***** EXERCISE MATERIALS

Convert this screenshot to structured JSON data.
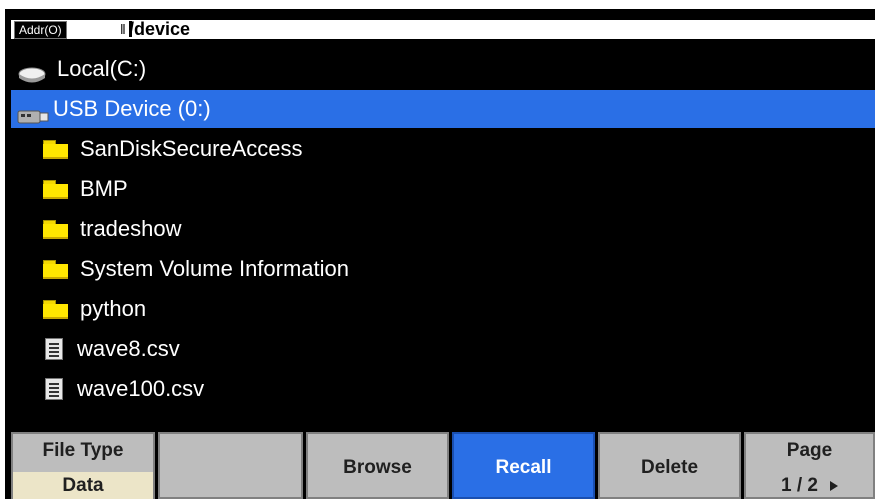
{
  "address_bar": {
    "label": "Addr(O)",
    "path": "/device"
  },
  "file_list": {
    "items": [
      {
        "name": "Local(C:)",
        "type": "drive",
        "icon": "hard-drive-icon",
        "selected": false
      },
      {
        "name": "USB Device (0:)",
        "type": "usb-drive",
        "icon": "usb-drive-icon",
        "selected": true
      },
      {
        "name": "SanDiskSecureAccess",
        "type": "folder",
        "icon": "folder-icon",
        "selected": false
      },
      {
        "name": "BMP",
        "type": "folder",
        "icon": "folder-icon",
        "selected": false
      },
      {
        "name": "tradeshow",
        "type": "folder",
        "icon": "folder-icon",
        "selected": false
      },
      {
        "name": "System Volume Information",
        "type": "folder",
        "icon": "folder-icon",
        "selected": false
      },
      {
        "name": "python",
        "type": "folder",
        "icon": "folder-icon",
        "selected": false
      },
      {
        "name": "wave8.csv",
        "type": "file",
        "icon": "file-icon",
        "selected": false
      },
      {
        "name": "wave100.csv",
        "type": "file",
        "icon": "file-icon",
        "selected": false
      }
    ]
  },
  "softkeys": {
    "file_type_label": "File Type",
    "file_type_value": "Data",
    "blank": "",
    "browse": "Browse",
    "recall": "Recall",
    "delete": "Delete",
    "page_label": "Page",
    "page_value": "1 / 2",
    "page_arrow_icon": "arrow-right-icon"
  },
  "colors": {
    "background": "#000000",
    "selection": "#2a6fe6",
    "softkey_gray": "#bdbdbd",
    "softkey_active": "#2a6fe6",
    "folder": "#ffe600",
    "text": "#ffffff"
  }
}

**********

**WORK TO COMPLETE:** Check each line of the entries above, and show every one holding the word "drive".

**SOLVED EXERCISE:**
        "type": "drive",
        "icon": "hard-drive-icon",
        "type": "usb-drive",
        "icon": "usb-drive-icon",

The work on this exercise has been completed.